> EXERCISE REQUIREMENTS
Look through the data below and return each line where "having" appears.

> DATA LINES
Start

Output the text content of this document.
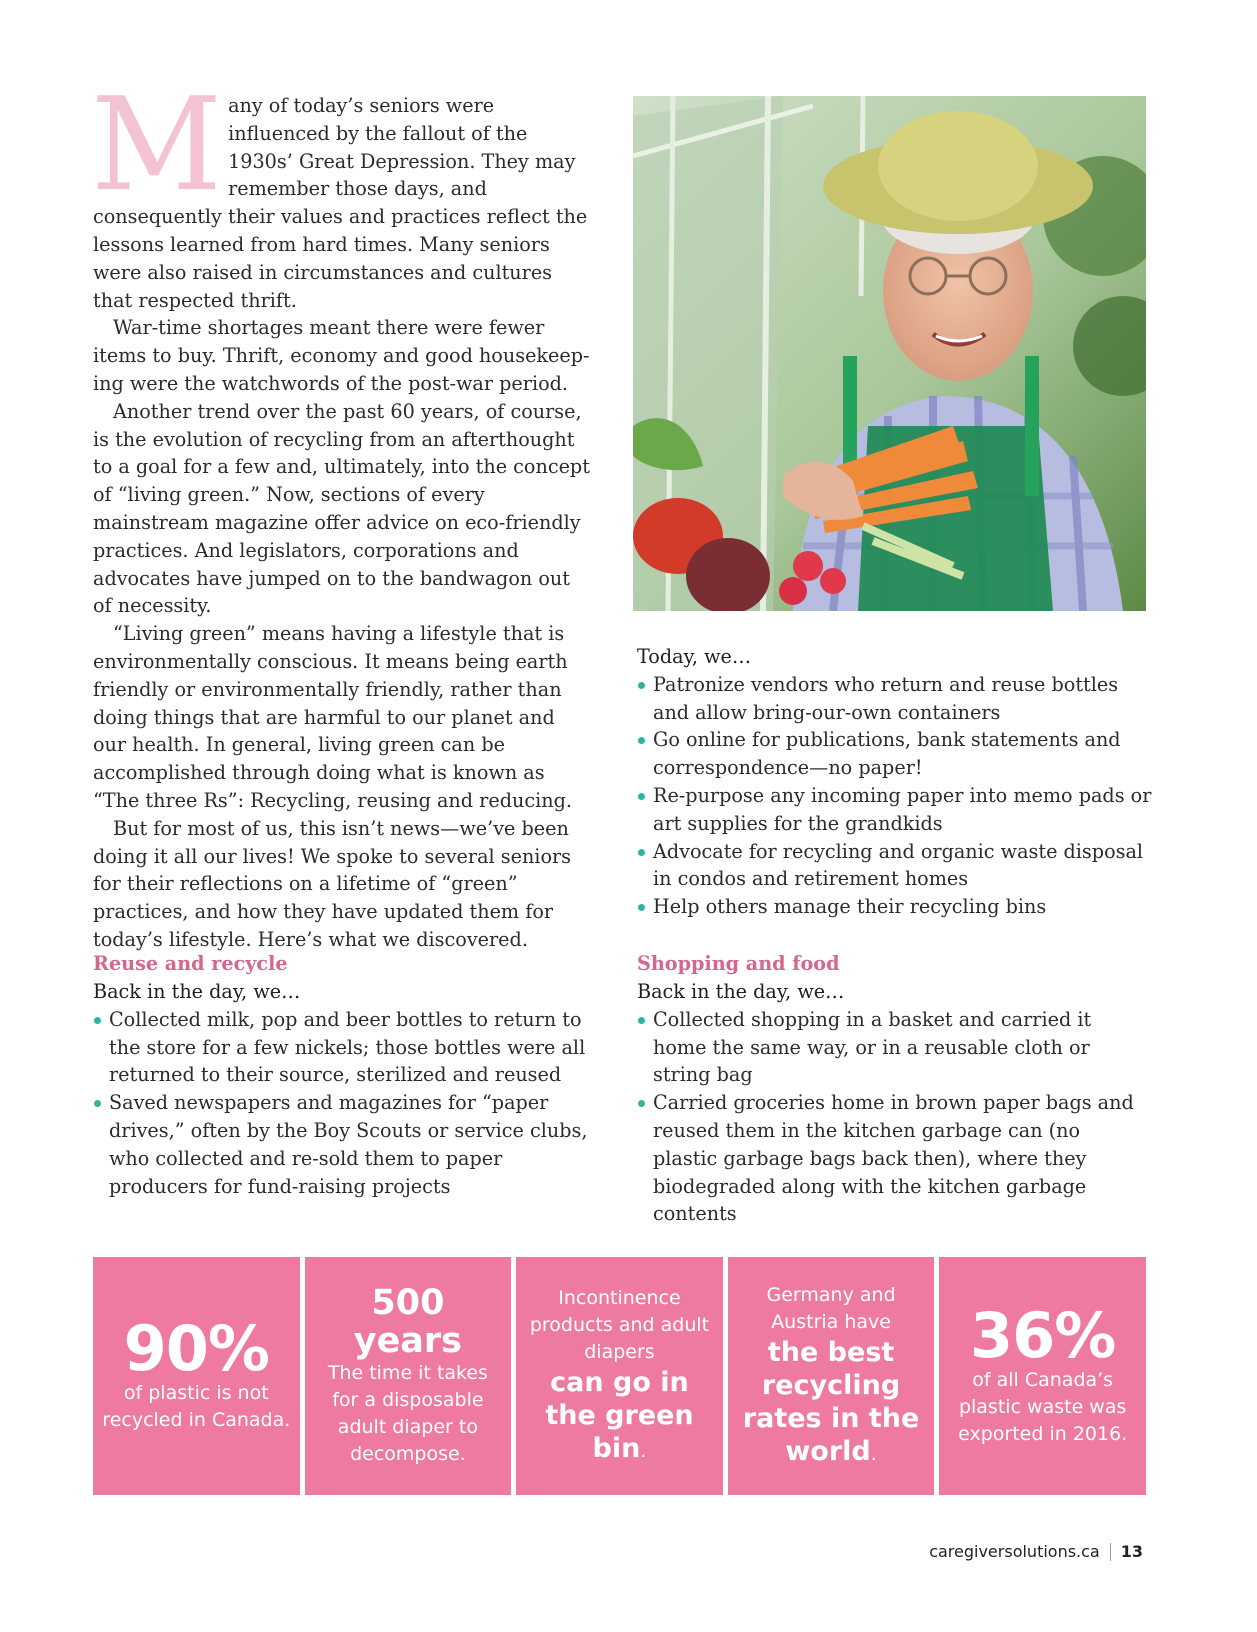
Many of today’s seniors were influenced by the fallout of the 1930s’ Great Depression. They may remember those days, and consequently their values and practices reflect the lessons learned from hard times. Many seniors were also raised in circumstances and cultures that respected thrift.

War-time shortages meant there were fewer items to buy. Thrift, economy and good housekeep-ing were the watchwords of the post-war period.

Another trend over the past 60 years, of course, is the evolution of recycling from an afterthought to a goal for a few and, ultimately, into the concept of “living green.” Now, sections of every mainstream magazine offer advice on eco-friendly practices. And legislators, corporations and advocates have jumped on to the bandwagon out of necessity.

“Living green” means having a lifestyle that is environmentally conscious. It means being earth friendly or environmentally friendly, rather than doing things that are harmful to our planet and our health. In general, living green can be accomplished through doing what is known as “The three Rs”: Recycling, reusing and reducing.

But for most of us, this isn’t news—we’ve been doing it all our lives! We spoke to several seniors for their reflections on a lifetime of “green” practices, and how they have updated them for today’s lifestyle. Here’s what we discovered.

Today, we…
Patronize vendors who return and reuse bottles and allow bring-our-own containers
Go online for publications, bank statements and correspondence—no paper!
Re-purpose any incoming paper into memo pads or art supplies for the grandkids
Advocate for recycling and organic waste disposal in condos and retirement homes
Help others manage their recycling bins
Reuse and recycle
Back in the day, we…
Collected milk, pop and beer bottles to return to the store for a few nickels; those bottles were all returned to their source, sterilized and reused
Saved newspapers and magazines for “paper drives,” often by the Boy Scouts or service clubs, who collected and re-sold them to paper producers for fund-raising projects
Shopping and food
Back in the day, we…
Collected shopping in a basket and carried it home the same way, or in a reusable cloth or string bag
Carried groceries home in brown paper bags and reused them in the kitchen garbage can (no plastic garbage bags back then), where they biodegraded along with the kitchen garbage contents
90%
of plastic is not recycled in Canada.
500 years
The time it takes for a disposable adult diaper to decompose.
Incontinence products and adult diapers
can go in the green bin.
Germany and Austria have
the best recycling rates in the world.
36%
of all Canada’s plastic waste was exported in 2016.
caregiversolutions.ca 13
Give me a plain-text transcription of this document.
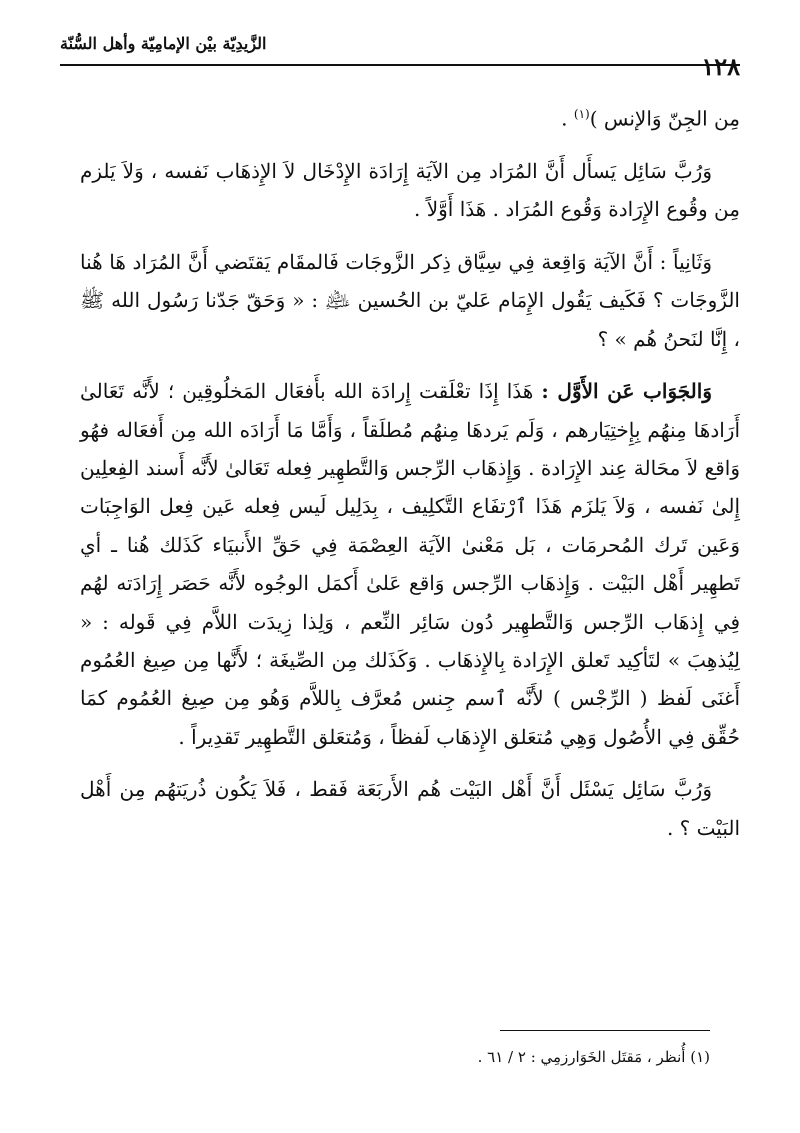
١٢٨
الزَّيدِيّة بيْن الإمامِيّة وأهل السُّنّة

مِن الجِنّ وَالإنس )$^{(١)}$ .

وَرُبَّ سَائِل يَسأَل أَنَّ المُرَاد مِن الآيَة إِرَادَة الإِدْخَال لاَ الإِذهَاب نَفسه ، وَلاَ يَلزم مِن وقُوع الإِرَادة وَقُوع المُرَاد . هَذَا أَوَّلاً .

وَثَانِياً : أَنَّ الآيَة وَاقِعة فِي سِيَّاق ذِكر الزَّوجَات فَالمقَام يَقتَضي أَنَّ المُرَاد هَا هُنا الزَّوجَات ؟ فَكَيف يَقُول الإِمَام عَليّ بن الحُسين ﵇ : « وَحَقّ جَدّنا رَسُول الله ﷺ ، إِنَّا لنَحنُ هُم » ؟

وَالجَوَاب عَن الأَوَّل : هَذَا إِذَا تعْلَقت إِرادَة الله بأَفعَال المَخلُوقِين ؛ لأَنَّه تَعَالىٰ أَرَادهَا مِنهُم بِإِختِيَارهم ، وَلَم يَردهَا مِنهُم مُطلَقاً ، وَأَمَّا مَا أَرَادَه الله مِن أَفعَاله فهُو وَاقع لاَ محَالة عِند الإِرَادة . وَإِذهَاب الرِّجس وَالتَّطهِير فِعله تَعَالىٰ لأَنَّه أَسند الفِعلِين إِلىٰ نَفسه ، وَلاَ يَلزَم هَذَا ٱرْتفَاع التَّكلِيف ، بِدَلِيل لَيس فِعله عَين فِعل الوَاجِبَات وَعَين تَرك المُحرمَات ، بَل مَعْنىٰ الآيَة العِصْمَة فِي حَقِّ الأَنبيَاء كَذَلك هُنا ـ أي تَطهِير أَهْل البَيْت . وَإِذهَاب الرِّجس وَاقع عَلىٰ أَكمَل الوجُوه لأَنَّه حَصَر إِرَادَته لهُم فِي إِذهَاب الرِّجس وَالتَّطهِير دُون سَائِر النِّعم ، وَلِذا زِيدَت اللاَّم فِي قَوله : « لِيُذهِبَ » لتَأكِيد تَعلق الإِرَادة بِالإِذهَاب . وَكَذَلك مِن الصِّيغَة ؛ لأَنَّها مِن صِيغ العُمُوم أَغنَى لَفظ ( الرِّجْس ) لأَنَّه ٱسم جِنس مُعرَّف بِاللاَّم وَهُو مِن صِيغ العُمُوم كمَا حُقِّق فِي الأُصُول وَهِي مُتعَلق الإِذهَاب لَفظاً ، وَمُتعَلق التَّطهِير تَقدِيراً .

وَرُبَّ سَائِل يَسْئَل أَنَّ أَهْل البَيْت هُم الأَربَعَة فَقط ، فَلاَ يَكُون ذُريَتهُم مِن أَهْل البَيْت ؟ .

(١) أُنظر ، مَقتَل الخَوَارزمِي : ٢ / ٦١ .
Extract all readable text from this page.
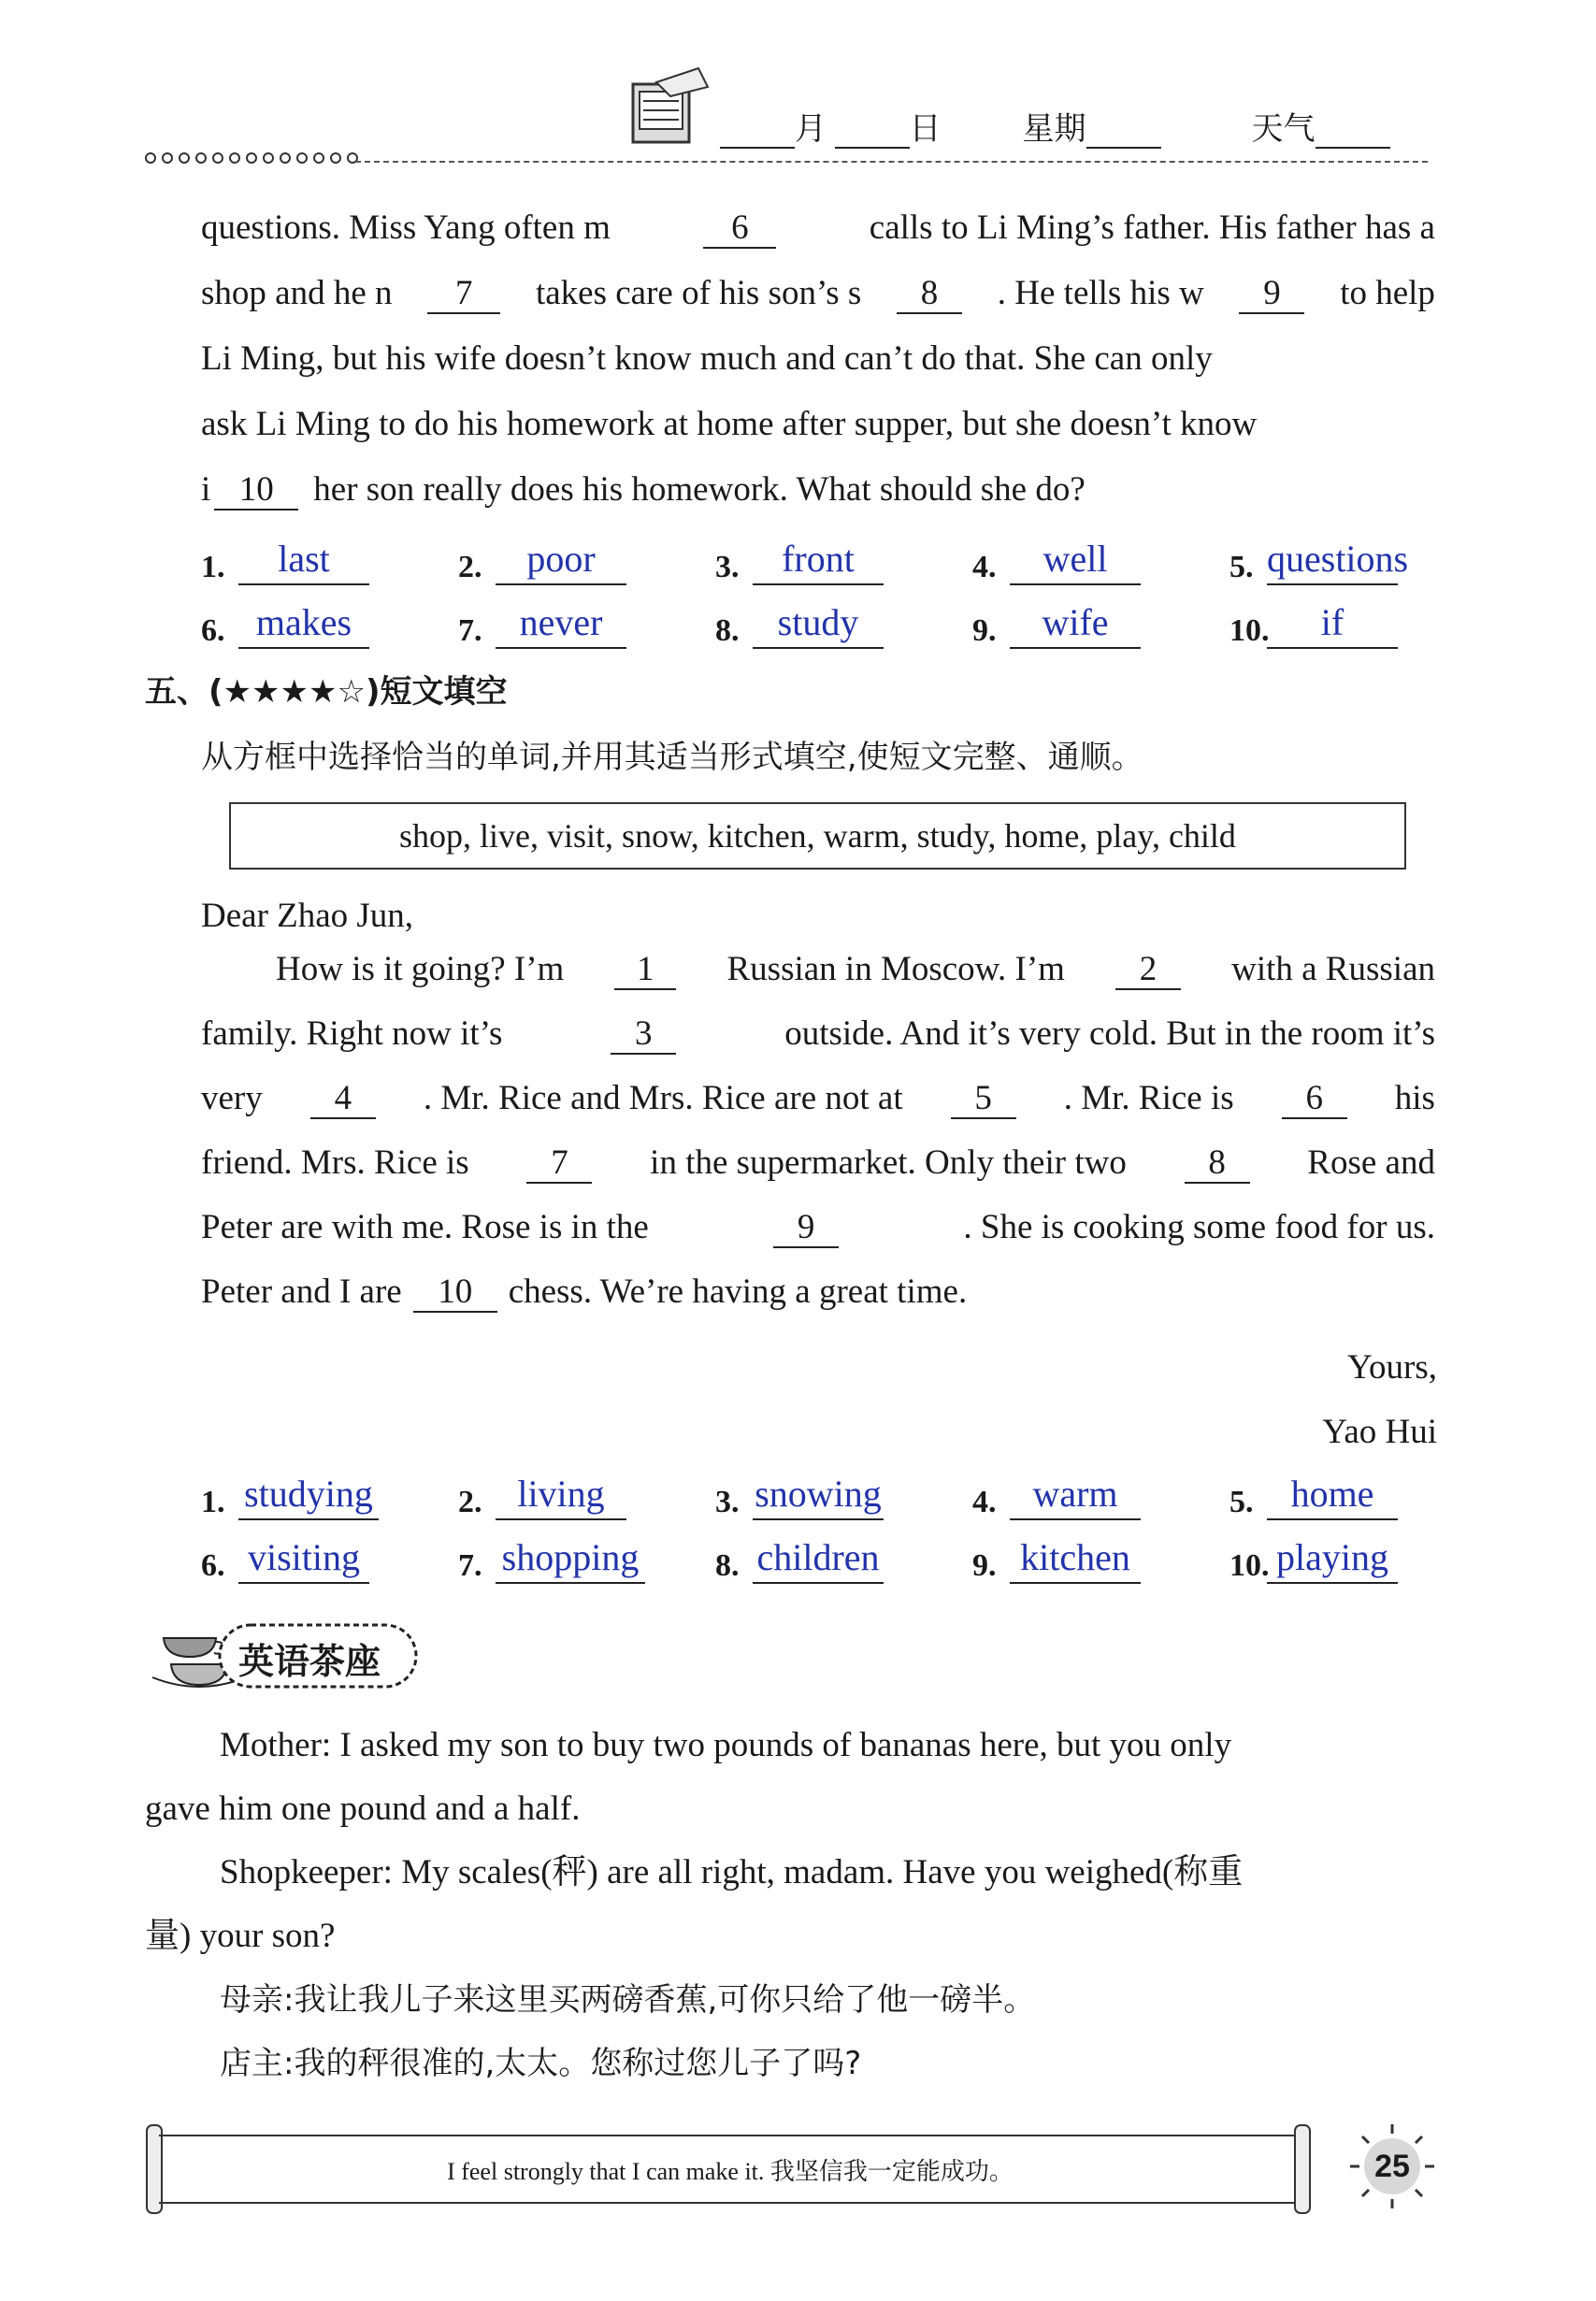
月	日	星期	天气
questions. Miss Yang often m	6	calls to Li Ming’s father. His father has a
shop and he n	7	takes care of his son’s s	8	. He tells his w	9	to help
Li Ming, but his wife doesn’t know much and can’t do that. She can only
ask Li Ming to do his homework at home after supper, but she doesn’t know
i 10	her son really does his homework. What should she do?
1.	last	2.	poor	3.	front	4.	well	5. questions
6. makes	7.	never	8.	study	9.	wife	10.	if
五、(★★★★☆)短文填空
从方框中选择恰当的单词,并用其适当形式填空,使短文完整、通顺。
shop, live, visit, snow, kitchen, warm, study, home, play, child
Dear Zhao Jun,
How is it going? I’m	1	Russian in Moscow. I’m	2	with a Russian
family. Right now it’s	3	outside. And it’s very cold. But in the room it’s
very	4	. Mr. Rice and Mrs. Rice are not at	5	. Mr. Rice is	6	his
friend. Mrs. Rice is	7	in the supermarket. Only their two	8	Rose and
Peter are with me. Rose is in the	9	. She is cooking some food for us.
Peter and I are	10	chess. We’re having a great time.
Yours,
Yao Hui
1. studying	2. living	3. snowing	4. warm	5.	home
6. visiting	7. shopping 8. children	9. kitchen	10. playing
英语茶座
Mother: I asked my son to buy two pounds of bananas here, but you only
gave him one pound and a half.
Shopkeeper: My scales(秤) are all right, madam. Have you weighed(称重
量) your son?
母亲:我让我儿子来这里买两磅香蕉,可你只给了他一磅半。
店主:我的秤很准的,太太。您称过您儿子了吗?
I feel strongly that I can make it. 我坚信我一定能成功。	25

End

> THE OUTPUT
“Living green” means having a lifestyle that is environmentally conscious. It means being earth friendly or environmentally friendly, rather than doing things that are harmful to our planet and our health. In general, living green can be accomplished through doing what is known as “The three Rs”: Recycling, reusing and reducing.
Peter and I are	10	chess. We’re having a great time.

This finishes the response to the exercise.